» **REQUIREMENTS**
How many lines in the records below contain the word "text"? Answer with the number alone.

[Data entries]
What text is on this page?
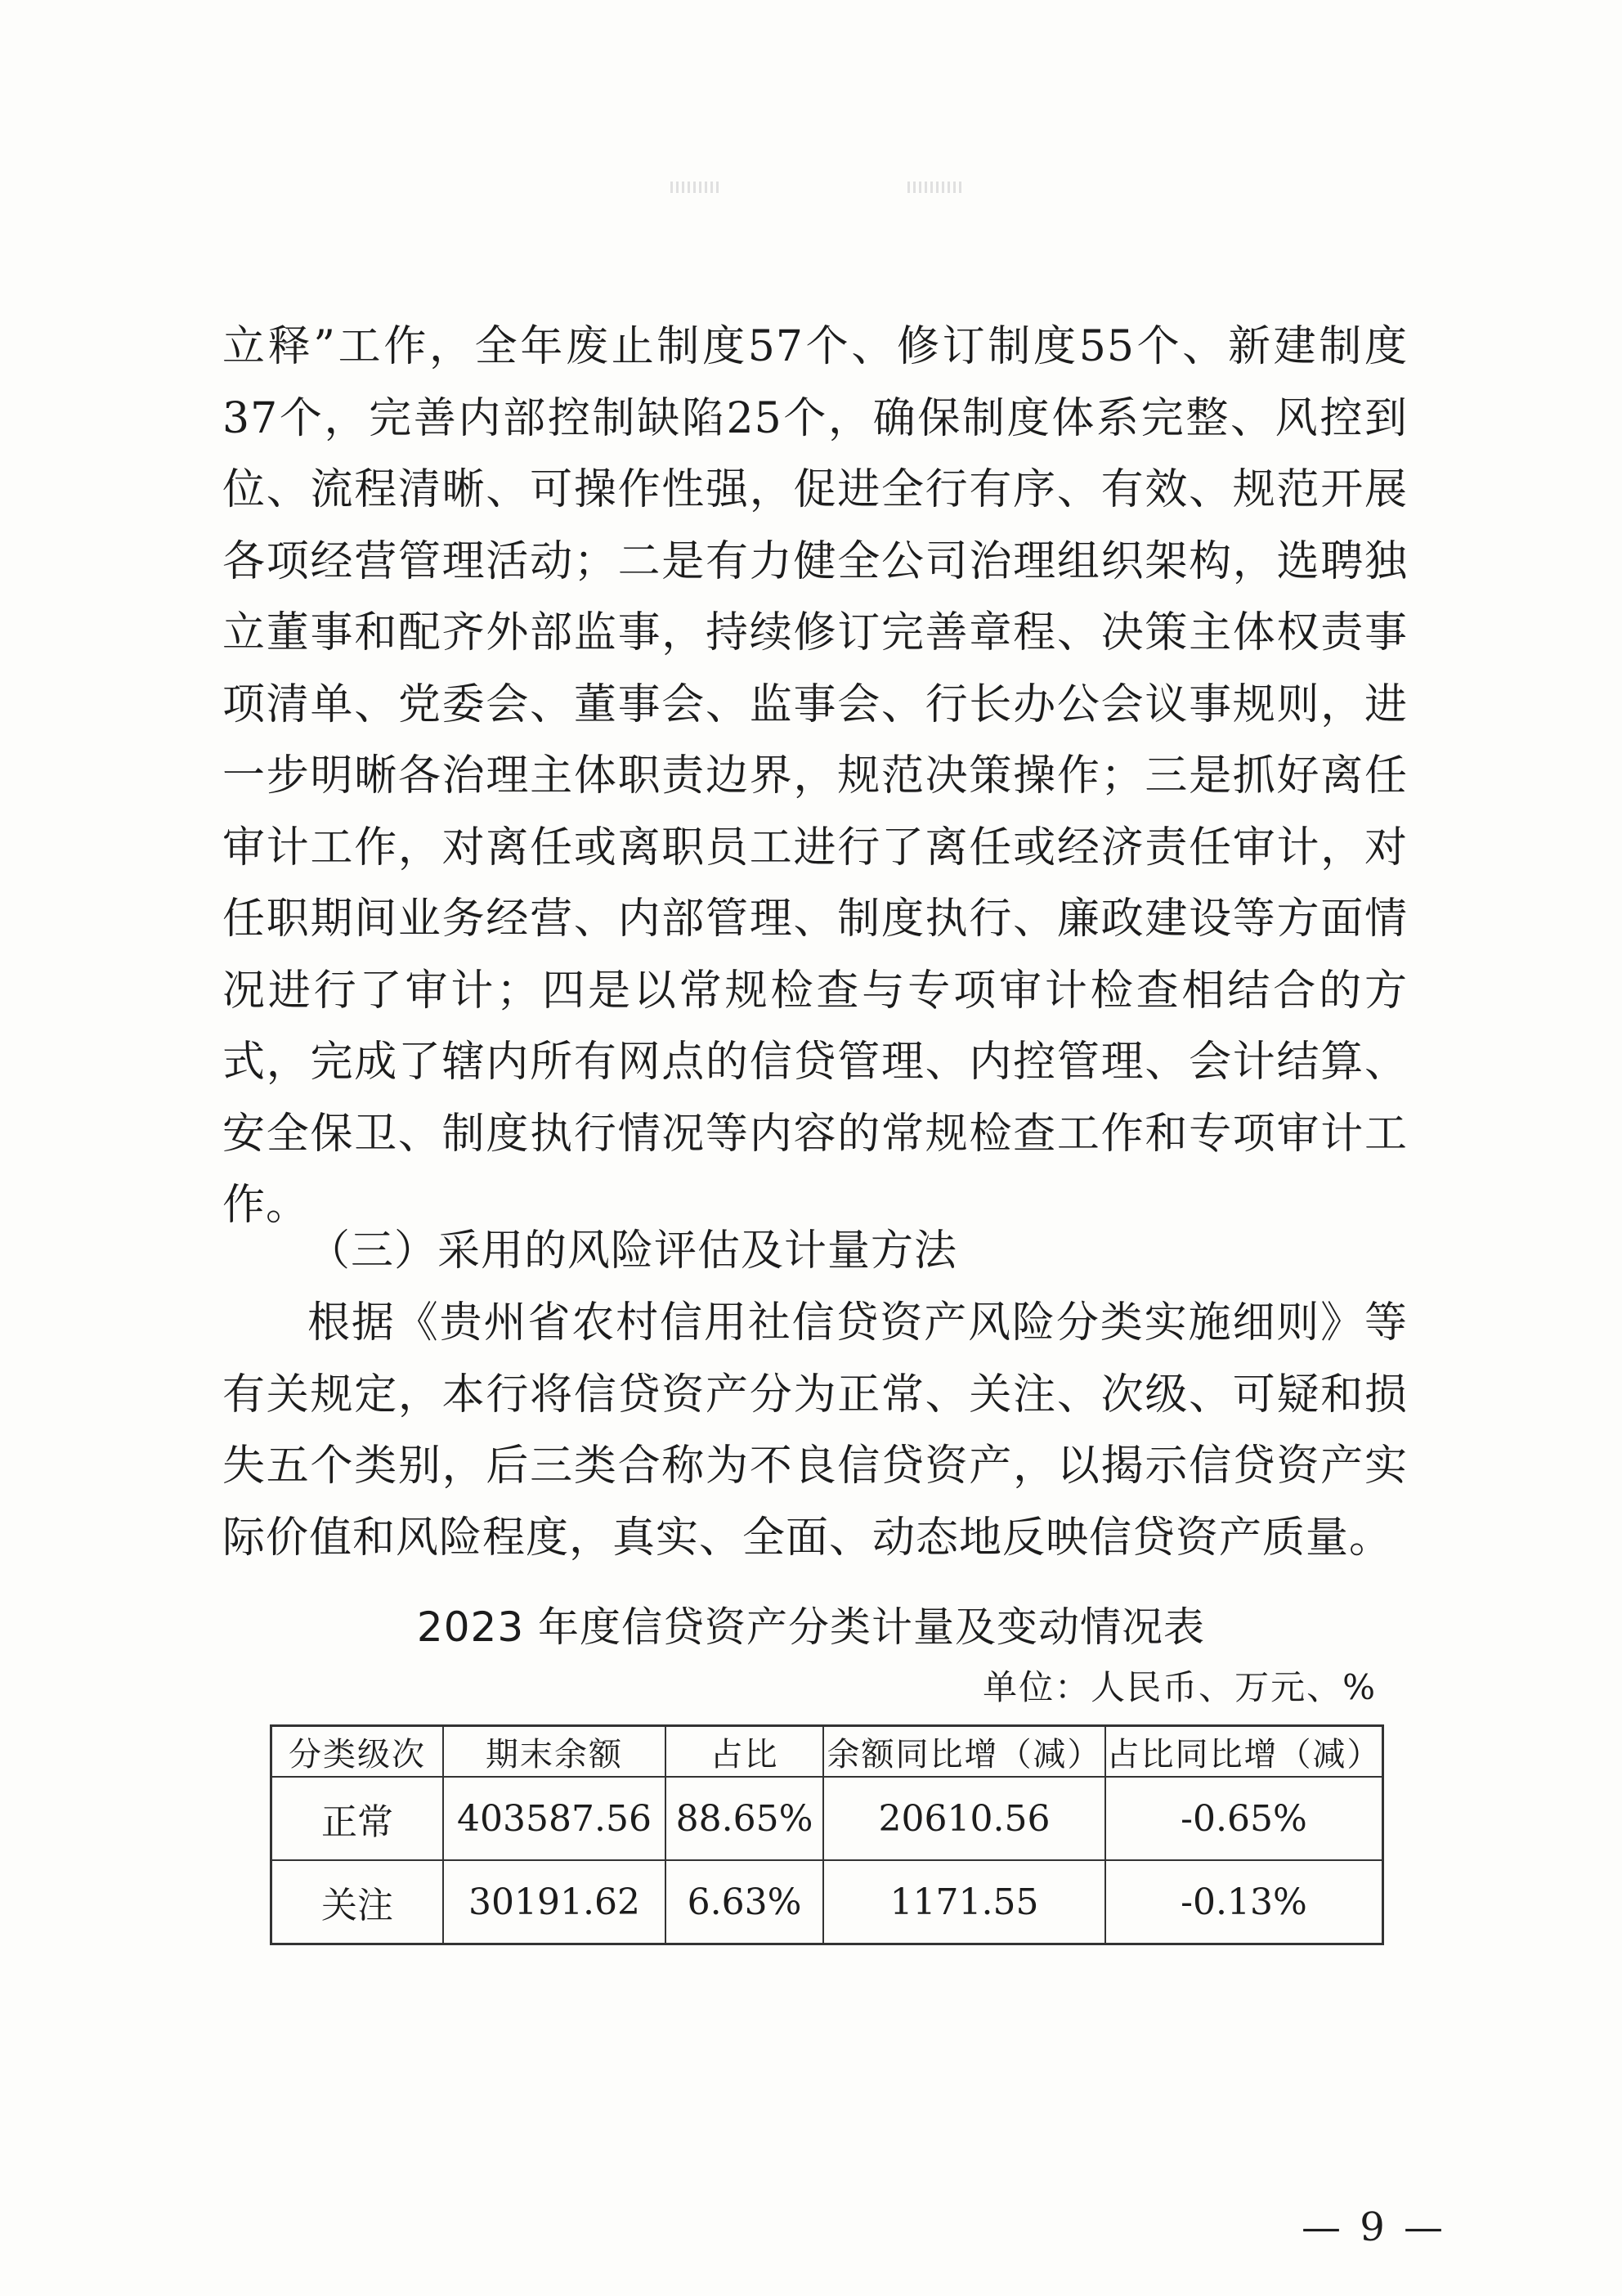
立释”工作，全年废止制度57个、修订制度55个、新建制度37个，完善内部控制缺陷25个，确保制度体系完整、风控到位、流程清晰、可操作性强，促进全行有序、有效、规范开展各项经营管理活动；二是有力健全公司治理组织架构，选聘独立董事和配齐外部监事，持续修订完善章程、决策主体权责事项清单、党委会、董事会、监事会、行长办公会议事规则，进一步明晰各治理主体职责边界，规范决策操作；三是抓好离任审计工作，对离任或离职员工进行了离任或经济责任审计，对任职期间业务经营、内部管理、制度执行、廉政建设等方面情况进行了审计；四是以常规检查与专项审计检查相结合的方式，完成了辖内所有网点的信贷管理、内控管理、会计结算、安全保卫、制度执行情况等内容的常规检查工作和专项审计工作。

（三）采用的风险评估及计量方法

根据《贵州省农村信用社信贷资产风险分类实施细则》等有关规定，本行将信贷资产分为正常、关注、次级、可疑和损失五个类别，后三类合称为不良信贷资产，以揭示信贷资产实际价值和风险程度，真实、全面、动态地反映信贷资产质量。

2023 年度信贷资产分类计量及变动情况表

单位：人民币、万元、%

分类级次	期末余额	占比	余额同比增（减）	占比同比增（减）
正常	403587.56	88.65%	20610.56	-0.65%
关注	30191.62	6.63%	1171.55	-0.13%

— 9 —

==

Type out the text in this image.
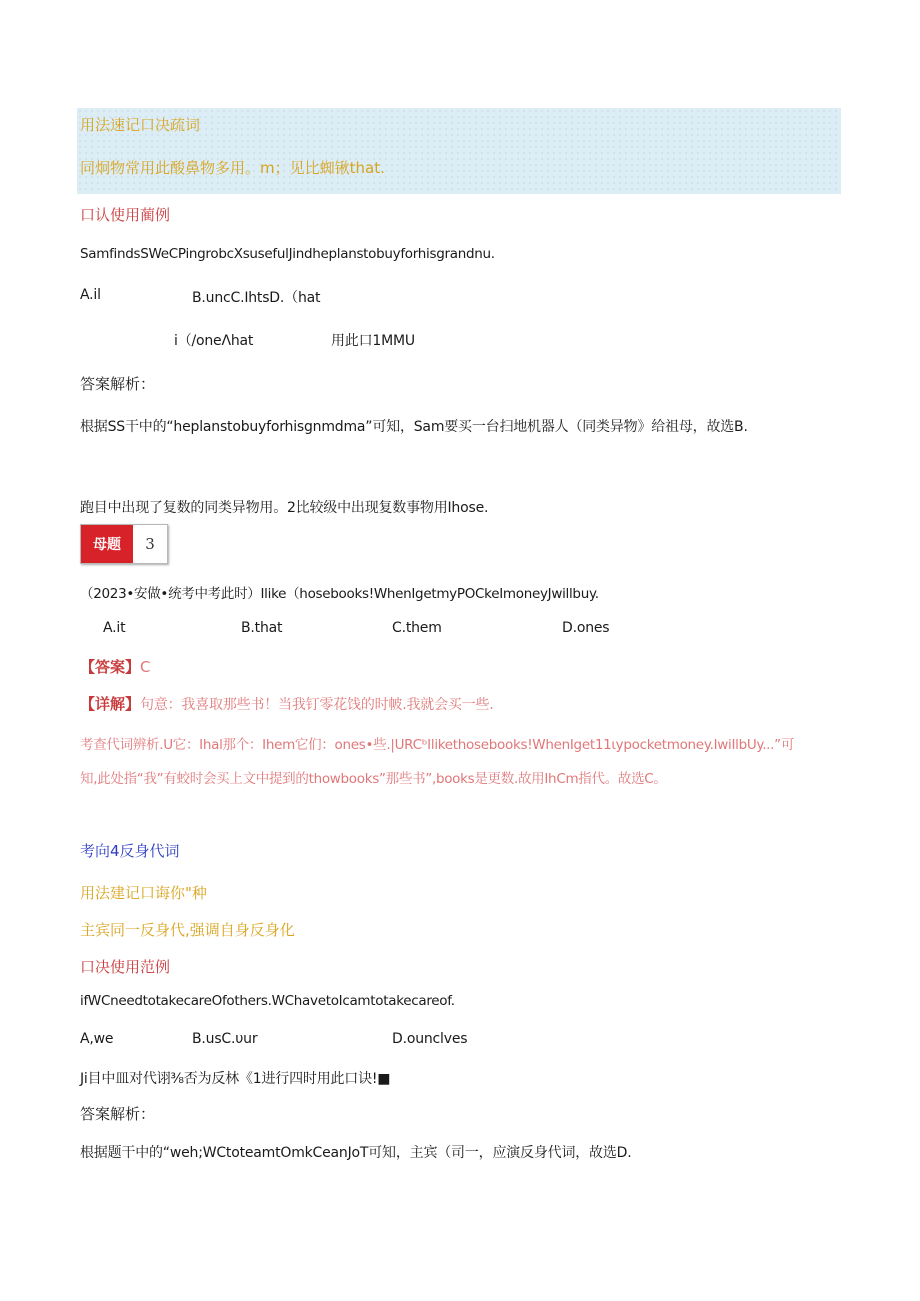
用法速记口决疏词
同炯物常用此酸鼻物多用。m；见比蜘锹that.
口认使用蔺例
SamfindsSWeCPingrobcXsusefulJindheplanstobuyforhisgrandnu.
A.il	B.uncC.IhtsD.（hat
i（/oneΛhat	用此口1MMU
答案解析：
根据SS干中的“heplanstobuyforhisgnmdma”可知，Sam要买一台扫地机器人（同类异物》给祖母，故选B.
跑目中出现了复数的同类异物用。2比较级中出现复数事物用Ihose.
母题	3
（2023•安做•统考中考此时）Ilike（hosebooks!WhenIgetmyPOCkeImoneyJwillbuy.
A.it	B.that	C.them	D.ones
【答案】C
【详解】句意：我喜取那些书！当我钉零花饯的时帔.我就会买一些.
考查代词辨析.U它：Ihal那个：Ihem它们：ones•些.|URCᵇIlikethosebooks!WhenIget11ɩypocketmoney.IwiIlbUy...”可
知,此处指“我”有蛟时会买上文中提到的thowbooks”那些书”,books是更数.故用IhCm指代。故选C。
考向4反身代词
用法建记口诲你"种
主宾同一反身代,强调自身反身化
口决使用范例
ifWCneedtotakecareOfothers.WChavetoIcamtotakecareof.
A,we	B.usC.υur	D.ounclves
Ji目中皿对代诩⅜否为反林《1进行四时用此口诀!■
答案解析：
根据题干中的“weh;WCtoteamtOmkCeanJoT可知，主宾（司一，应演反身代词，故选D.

» **OUTPUT OF THE TASK**
2